Written instruction: Among the entries below, count the lines that contain the word "ferguson". Write down only the total.

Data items
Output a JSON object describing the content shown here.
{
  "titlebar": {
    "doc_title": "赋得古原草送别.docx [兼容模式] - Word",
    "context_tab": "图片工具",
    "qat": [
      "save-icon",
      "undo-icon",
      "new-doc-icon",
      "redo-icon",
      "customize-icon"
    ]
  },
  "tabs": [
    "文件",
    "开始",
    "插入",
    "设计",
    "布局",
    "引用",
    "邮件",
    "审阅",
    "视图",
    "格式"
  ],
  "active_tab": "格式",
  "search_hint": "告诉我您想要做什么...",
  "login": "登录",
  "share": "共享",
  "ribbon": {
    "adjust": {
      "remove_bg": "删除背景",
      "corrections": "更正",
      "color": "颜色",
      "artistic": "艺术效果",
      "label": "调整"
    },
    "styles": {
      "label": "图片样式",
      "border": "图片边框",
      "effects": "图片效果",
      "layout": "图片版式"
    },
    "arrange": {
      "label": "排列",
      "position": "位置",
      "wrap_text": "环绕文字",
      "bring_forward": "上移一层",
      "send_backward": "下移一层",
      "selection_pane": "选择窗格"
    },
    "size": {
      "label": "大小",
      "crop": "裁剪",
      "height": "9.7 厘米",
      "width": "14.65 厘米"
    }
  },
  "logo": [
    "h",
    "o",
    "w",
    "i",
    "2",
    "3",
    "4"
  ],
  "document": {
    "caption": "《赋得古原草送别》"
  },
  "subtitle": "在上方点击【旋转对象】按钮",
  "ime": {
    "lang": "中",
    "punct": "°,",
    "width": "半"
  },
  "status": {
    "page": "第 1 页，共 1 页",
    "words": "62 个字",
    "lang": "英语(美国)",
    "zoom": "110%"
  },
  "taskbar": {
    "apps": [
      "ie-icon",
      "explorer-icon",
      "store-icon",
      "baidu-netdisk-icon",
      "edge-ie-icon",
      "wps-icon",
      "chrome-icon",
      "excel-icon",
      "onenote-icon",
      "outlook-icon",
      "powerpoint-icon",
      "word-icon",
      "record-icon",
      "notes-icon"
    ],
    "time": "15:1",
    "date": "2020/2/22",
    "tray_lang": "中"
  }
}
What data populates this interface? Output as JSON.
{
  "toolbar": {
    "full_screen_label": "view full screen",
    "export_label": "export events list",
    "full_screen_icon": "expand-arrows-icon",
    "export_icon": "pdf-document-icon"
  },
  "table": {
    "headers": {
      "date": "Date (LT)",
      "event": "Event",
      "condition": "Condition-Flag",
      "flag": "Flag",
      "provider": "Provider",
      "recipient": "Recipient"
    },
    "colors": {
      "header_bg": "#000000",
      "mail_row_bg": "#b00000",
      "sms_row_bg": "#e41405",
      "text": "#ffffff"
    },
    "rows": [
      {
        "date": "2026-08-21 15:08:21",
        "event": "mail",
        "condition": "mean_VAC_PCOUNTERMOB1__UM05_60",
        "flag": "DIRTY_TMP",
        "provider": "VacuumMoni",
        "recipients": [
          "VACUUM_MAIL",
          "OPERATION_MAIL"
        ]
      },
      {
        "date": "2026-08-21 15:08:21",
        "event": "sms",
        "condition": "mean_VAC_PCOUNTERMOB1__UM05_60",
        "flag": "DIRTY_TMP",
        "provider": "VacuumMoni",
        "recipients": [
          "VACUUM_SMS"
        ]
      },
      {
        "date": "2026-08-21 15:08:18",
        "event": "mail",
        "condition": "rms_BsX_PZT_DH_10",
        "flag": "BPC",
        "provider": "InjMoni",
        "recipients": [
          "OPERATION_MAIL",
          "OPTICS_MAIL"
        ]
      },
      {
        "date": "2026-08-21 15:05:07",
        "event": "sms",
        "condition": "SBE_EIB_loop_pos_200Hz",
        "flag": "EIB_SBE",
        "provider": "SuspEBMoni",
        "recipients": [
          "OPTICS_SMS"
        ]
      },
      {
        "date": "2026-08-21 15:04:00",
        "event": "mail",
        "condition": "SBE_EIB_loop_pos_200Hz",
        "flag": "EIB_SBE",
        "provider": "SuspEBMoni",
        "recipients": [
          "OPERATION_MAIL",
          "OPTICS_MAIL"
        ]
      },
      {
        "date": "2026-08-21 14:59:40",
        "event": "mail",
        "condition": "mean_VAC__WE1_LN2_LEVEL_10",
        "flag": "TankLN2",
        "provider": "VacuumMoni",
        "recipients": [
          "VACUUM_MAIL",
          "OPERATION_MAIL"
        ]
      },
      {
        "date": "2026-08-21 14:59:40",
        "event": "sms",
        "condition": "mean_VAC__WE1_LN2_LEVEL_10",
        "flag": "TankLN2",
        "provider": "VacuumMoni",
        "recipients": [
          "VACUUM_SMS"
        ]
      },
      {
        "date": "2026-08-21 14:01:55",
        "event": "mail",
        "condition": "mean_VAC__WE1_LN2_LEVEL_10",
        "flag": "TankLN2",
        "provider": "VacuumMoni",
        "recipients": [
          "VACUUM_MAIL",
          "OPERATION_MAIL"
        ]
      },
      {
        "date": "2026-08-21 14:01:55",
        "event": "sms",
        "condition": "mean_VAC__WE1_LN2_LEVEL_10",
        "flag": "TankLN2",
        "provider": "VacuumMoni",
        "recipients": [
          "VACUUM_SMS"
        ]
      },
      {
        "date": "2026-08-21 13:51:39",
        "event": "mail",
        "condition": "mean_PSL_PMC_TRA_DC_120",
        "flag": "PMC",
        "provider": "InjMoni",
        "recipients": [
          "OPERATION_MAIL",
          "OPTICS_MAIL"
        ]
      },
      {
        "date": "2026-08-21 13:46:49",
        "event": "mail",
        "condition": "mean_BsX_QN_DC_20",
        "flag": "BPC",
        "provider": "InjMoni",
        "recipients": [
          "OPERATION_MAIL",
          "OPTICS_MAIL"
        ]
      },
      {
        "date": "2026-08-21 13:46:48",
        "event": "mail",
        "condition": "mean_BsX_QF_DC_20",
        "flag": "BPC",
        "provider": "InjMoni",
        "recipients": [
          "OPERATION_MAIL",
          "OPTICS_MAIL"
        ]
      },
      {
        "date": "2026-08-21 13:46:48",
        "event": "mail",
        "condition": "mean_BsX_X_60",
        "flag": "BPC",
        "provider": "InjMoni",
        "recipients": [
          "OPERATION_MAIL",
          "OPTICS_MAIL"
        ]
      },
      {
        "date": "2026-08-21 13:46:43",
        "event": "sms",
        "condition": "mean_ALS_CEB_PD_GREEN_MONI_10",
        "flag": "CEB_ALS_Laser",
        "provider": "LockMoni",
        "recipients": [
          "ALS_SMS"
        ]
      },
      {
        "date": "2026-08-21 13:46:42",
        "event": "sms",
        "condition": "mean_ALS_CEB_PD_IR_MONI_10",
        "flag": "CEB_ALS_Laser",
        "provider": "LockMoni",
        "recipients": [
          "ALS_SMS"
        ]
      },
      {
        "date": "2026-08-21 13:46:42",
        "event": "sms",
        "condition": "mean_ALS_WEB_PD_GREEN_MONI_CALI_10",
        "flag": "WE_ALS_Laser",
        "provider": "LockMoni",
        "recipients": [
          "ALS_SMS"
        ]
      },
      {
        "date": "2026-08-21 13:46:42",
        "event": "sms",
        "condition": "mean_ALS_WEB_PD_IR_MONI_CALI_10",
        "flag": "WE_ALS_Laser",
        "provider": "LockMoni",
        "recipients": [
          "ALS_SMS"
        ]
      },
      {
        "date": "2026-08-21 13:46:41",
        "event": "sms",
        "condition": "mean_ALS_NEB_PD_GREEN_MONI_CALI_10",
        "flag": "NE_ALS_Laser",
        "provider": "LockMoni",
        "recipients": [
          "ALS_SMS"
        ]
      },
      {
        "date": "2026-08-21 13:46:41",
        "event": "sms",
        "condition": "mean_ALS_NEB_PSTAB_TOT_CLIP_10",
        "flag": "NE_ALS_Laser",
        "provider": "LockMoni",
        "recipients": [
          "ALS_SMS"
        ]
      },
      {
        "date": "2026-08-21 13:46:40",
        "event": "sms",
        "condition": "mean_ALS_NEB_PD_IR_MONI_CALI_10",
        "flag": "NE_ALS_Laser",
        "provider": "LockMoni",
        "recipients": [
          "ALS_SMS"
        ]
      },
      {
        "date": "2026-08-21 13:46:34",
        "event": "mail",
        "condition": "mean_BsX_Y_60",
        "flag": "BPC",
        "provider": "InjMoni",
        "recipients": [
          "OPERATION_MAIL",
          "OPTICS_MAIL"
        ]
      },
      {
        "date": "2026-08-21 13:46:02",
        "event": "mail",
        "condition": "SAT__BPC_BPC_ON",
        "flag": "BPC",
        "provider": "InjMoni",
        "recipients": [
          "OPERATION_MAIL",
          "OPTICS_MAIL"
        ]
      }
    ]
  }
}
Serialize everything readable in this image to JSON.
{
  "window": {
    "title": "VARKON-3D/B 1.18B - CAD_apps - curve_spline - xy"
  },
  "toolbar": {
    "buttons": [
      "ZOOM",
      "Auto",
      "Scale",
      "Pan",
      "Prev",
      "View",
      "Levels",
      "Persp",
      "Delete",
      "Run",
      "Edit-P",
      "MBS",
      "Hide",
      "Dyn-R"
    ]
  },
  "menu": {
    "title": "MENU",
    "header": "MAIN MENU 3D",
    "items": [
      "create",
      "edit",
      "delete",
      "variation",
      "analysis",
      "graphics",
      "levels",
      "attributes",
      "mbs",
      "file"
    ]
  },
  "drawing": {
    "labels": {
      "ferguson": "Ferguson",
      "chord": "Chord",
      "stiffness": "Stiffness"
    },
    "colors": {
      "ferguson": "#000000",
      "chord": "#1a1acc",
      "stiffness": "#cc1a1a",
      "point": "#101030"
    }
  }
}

Solved exercise: 2